◆ **Task prompt**:
Report only the number of lines that hold the word "замѣтить".

═══ Data listing

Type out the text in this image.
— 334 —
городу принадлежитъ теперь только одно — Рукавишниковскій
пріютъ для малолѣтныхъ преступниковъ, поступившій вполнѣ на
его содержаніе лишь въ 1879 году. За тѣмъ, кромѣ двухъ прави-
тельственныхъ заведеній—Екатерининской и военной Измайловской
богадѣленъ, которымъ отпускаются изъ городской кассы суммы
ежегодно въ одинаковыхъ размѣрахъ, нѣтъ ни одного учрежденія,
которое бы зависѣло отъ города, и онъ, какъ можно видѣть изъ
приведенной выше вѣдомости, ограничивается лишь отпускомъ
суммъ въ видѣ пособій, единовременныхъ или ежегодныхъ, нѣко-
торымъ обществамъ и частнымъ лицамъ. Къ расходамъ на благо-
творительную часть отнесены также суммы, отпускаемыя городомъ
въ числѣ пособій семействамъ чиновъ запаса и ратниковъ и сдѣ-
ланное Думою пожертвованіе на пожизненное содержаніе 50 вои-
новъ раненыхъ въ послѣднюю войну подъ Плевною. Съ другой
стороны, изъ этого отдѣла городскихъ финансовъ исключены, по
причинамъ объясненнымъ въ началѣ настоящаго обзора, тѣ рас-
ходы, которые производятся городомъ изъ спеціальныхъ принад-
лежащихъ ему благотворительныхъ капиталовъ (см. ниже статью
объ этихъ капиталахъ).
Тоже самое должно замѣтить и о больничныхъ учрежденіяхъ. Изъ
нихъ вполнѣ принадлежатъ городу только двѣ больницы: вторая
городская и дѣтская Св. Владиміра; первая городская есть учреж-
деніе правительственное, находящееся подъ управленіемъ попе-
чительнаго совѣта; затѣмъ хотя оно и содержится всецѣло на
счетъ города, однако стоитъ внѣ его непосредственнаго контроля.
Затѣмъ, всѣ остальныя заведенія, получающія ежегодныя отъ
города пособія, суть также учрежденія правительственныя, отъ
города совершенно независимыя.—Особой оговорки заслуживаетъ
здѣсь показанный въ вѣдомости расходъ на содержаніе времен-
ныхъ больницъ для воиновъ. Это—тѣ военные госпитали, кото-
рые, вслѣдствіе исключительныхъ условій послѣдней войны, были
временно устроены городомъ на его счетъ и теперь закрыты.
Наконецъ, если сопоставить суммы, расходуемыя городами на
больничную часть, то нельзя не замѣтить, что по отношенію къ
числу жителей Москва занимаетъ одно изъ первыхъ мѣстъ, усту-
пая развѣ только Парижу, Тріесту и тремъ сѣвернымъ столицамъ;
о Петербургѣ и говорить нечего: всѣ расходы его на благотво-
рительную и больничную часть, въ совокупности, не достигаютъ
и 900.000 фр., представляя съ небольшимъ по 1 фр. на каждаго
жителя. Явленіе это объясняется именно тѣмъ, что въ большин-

══════

◆ **Result of the exercise**:
2